Recorded data:
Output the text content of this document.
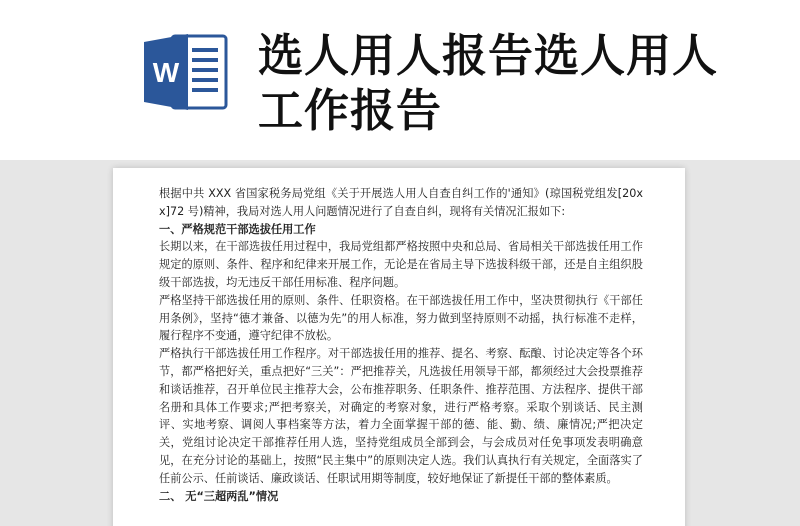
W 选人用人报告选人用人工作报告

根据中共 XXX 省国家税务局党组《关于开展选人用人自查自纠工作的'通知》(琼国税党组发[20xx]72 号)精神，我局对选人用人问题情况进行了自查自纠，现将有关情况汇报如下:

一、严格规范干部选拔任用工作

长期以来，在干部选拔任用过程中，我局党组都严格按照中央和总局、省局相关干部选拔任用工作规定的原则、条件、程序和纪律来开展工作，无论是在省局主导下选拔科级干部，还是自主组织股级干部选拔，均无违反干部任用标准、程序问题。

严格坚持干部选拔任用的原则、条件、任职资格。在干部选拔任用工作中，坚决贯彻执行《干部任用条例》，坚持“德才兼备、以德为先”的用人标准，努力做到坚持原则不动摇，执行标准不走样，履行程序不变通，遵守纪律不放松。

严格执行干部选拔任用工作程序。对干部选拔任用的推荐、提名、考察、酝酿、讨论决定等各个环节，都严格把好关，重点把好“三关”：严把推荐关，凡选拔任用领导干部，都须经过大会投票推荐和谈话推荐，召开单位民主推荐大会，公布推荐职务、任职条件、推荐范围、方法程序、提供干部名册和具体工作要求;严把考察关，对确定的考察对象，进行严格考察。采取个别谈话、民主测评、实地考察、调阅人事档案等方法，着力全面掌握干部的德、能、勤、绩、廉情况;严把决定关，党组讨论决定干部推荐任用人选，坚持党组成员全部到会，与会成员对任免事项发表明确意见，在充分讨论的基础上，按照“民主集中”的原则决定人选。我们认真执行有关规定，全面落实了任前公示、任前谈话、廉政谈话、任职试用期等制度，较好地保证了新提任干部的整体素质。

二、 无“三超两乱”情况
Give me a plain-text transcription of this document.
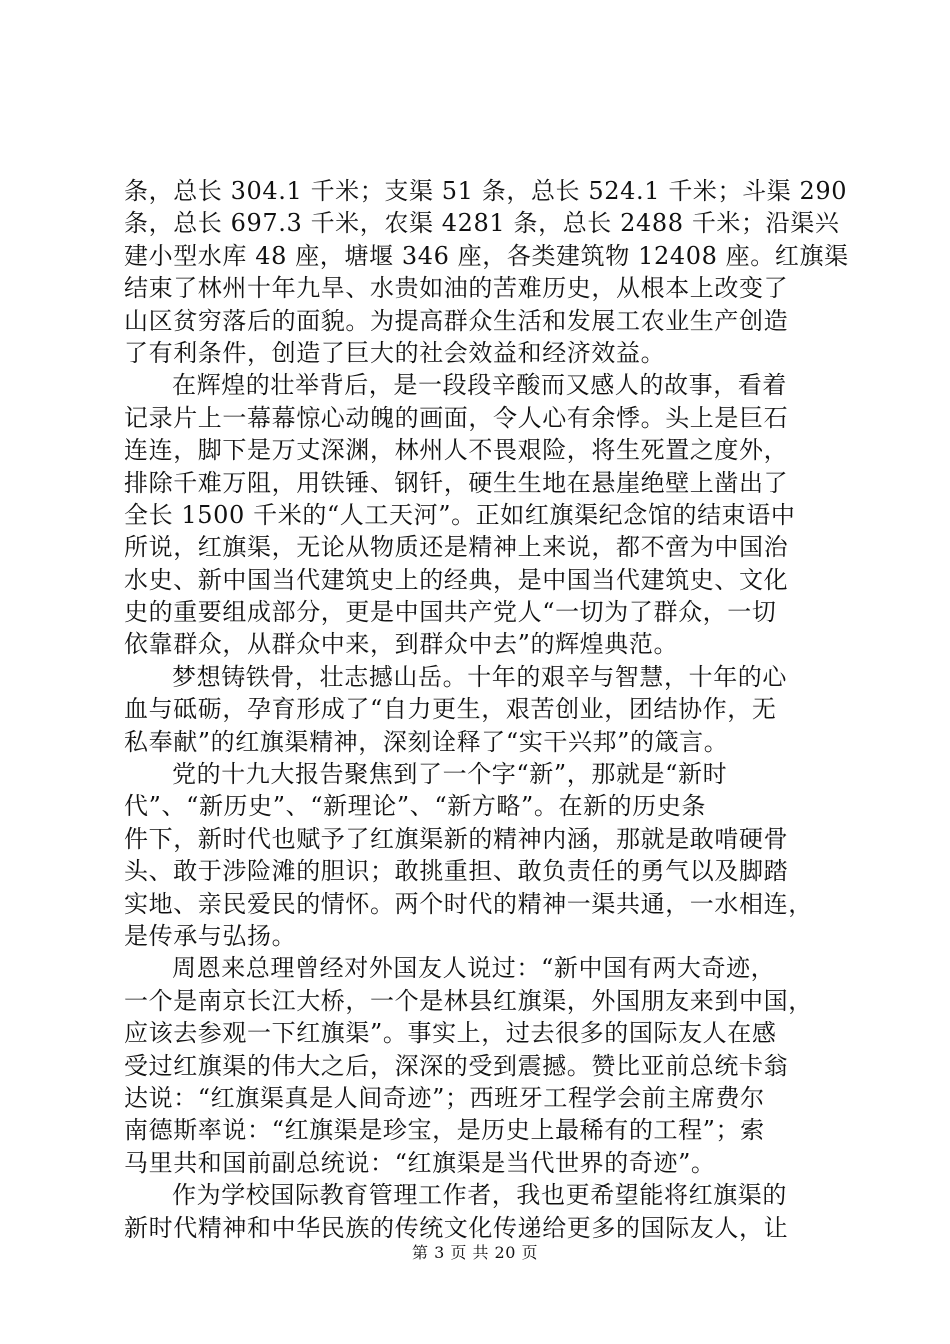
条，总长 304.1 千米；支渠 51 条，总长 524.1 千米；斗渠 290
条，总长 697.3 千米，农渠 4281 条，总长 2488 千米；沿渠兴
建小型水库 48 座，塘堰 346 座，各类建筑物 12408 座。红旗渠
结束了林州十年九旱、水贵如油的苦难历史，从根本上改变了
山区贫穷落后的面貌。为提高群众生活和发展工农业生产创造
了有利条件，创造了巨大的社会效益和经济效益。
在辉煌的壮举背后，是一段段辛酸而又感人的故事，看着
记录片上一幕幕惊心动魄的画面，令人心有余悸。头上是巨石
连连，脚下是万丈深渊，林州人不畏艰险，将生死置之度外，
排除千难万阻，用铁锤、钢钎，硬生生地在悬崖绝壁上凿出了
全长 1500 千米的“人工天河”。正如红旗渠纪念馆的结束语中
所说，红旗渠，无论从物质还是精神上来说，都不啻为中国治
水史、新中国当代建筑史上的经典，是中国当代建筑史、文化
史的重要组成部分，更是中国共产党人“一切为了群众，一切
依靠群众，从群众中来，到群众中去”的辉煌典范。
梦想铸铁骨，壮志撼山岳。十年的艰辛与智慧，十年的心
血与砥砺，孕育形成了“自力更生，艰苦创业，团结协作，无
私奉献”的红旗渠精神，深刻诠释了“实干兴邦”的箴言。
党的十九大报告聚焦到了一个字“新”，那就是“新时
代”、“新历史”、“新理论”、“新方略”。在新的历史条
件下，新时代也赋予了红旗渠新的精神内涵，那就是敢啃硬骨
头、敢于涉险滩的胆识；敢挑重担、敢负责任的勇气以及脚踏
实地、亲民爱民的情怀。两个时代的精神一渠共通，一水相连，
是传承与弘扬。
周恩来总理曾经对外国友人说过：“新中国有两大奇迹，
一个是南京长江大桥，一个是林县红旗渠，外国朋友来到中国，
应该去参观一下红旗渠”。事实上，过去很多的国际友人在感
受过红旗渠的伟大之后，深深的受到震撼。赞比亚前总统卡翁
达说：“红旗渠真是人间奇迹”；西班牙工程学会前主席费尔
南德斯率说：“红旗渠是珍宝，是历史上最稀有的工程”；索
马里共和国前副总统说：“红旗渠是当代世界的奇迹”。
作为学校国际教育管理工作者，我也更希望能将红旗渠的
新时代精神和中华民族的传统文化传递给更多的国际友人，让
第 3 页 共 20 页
* * *
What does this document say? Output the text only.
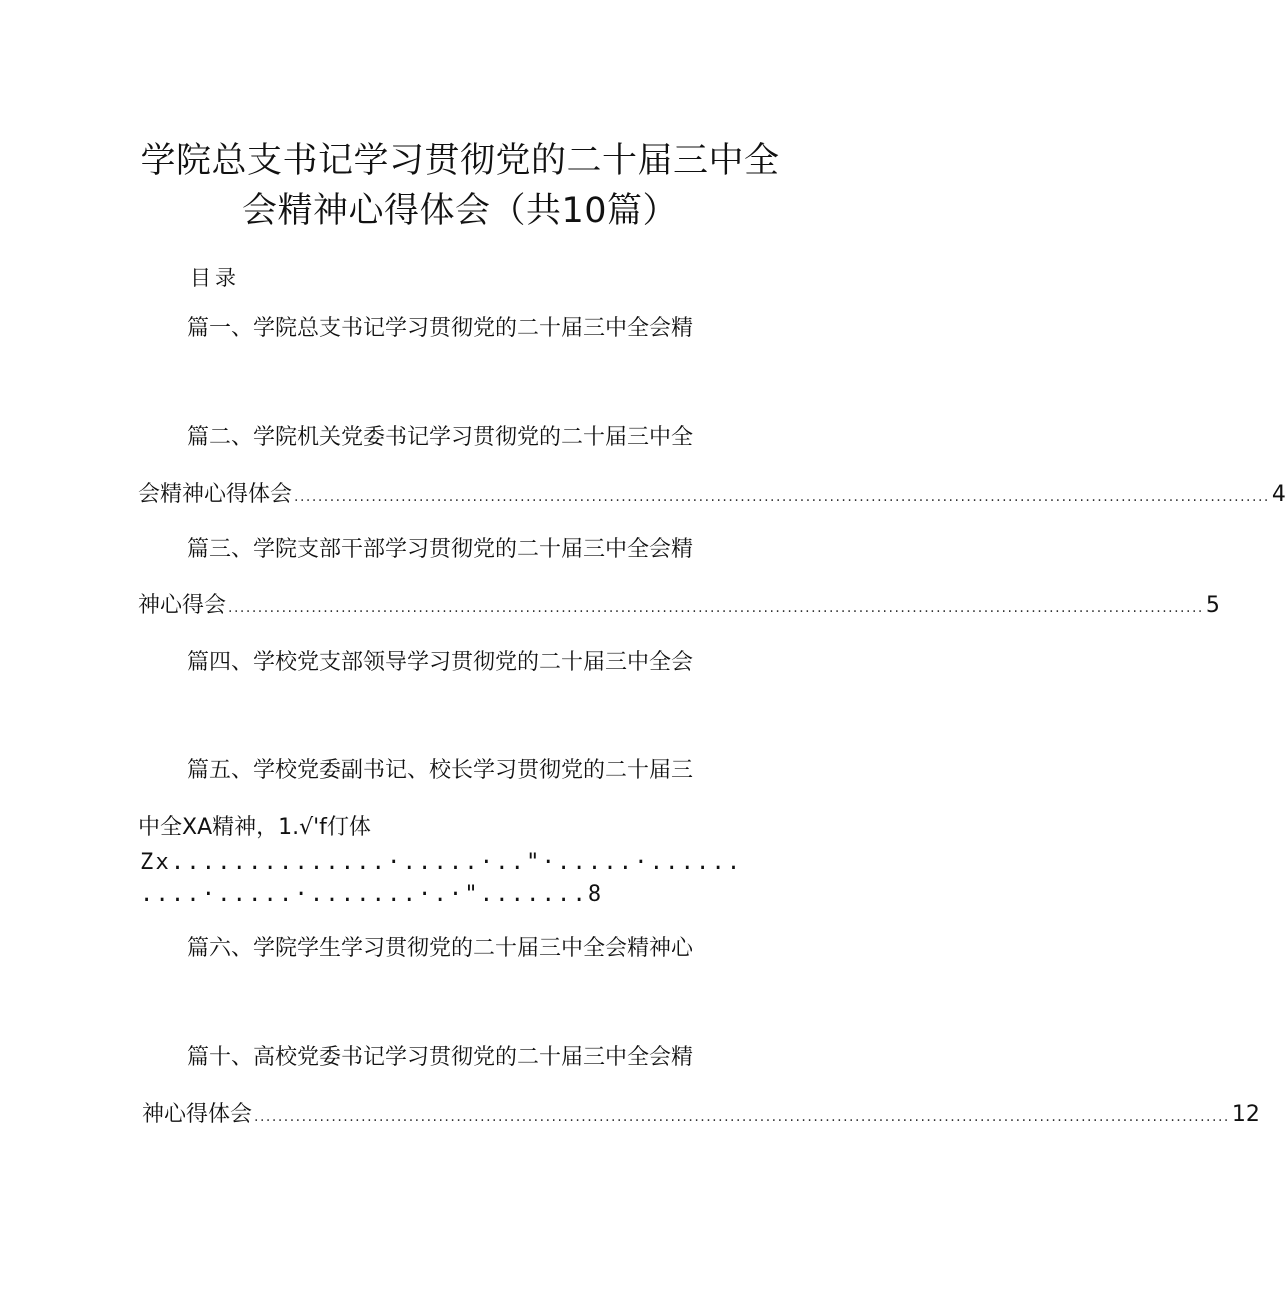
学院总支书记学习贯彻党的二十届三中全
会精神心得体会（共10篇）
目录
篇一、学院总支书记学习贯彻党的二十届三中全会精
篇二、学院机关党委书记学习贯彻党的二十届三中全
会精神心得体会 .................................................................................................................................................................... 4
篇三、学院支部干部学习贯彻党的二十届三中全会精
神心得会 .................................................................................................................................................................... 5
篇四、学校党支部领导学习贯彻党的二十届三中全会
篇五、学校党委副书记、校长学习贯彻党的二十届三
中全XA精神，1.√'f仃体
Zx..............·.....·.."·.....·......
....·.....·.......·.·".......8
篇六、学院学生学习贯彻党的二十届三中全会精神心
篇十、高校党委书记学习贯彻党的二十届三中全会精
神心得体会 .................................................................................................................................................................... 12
--
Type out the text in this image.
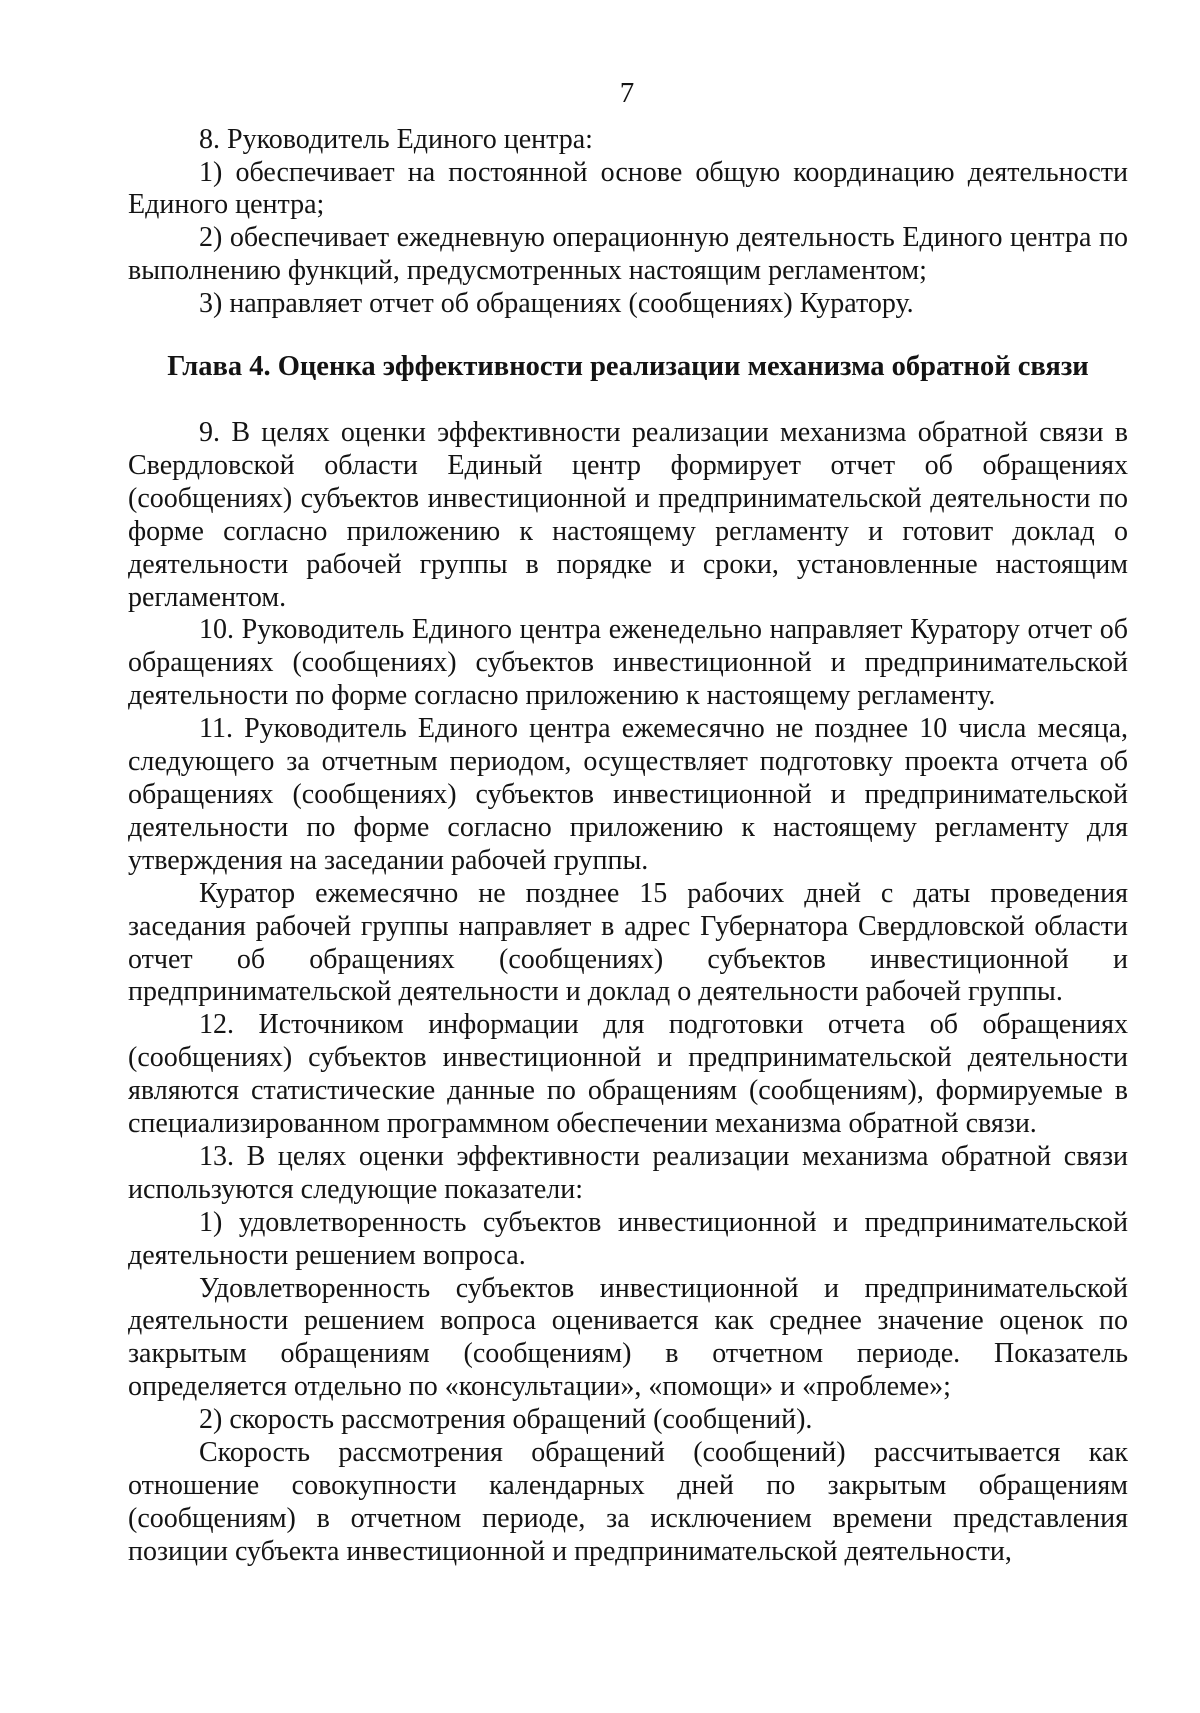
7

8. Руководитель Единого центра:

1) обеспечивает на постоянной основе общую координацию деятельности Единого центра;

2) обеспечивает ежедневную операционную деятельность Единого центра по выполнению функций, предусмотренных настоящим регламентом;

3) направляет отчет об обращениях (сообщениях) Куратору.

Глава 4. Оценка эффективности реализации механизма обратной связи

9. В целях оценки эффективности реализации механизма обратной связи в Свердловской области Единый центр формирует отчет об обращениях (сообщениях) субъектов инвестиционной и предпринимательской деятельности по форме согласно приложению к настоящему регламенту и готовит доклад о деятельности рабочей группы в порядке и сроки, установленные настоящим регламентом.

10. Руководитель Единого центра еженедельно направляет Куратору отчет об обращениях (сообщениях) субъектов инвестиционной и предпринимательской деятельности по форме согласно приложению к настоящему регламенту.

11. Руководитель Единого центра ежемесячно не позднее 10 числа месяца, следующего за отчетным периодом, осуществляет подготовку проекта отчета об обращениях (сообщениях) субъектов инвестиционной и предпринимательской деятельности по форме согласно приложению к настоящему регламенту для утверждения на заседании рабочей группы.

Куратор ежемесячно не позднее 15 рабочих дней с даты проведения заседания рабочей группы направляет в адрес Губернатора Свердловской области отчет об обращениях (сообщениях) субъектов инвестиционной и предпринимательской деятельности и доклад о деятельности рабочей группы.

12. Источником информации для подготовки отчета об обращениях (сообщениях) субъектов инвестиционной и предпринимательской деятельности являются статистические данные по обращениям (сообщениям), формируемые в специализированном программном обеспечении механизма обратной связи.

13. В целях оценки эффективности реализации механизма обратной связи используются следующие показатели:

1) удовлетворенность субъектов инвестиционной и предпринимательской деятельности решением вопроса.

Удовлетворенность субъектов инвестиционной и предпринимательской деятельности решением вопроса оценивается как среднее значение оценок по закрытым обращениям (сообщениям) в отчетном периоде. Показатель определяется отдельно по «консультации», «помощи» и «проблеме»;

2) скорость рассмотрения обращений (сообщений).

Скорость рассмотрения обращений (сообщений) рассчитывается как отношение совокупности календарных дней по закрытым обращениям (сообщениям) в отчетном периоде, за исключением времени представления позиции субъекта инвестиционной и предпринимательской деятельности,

The task:
What is the number of lines above that contain "Единого"? Answer with that number only.

Exercise solution:
5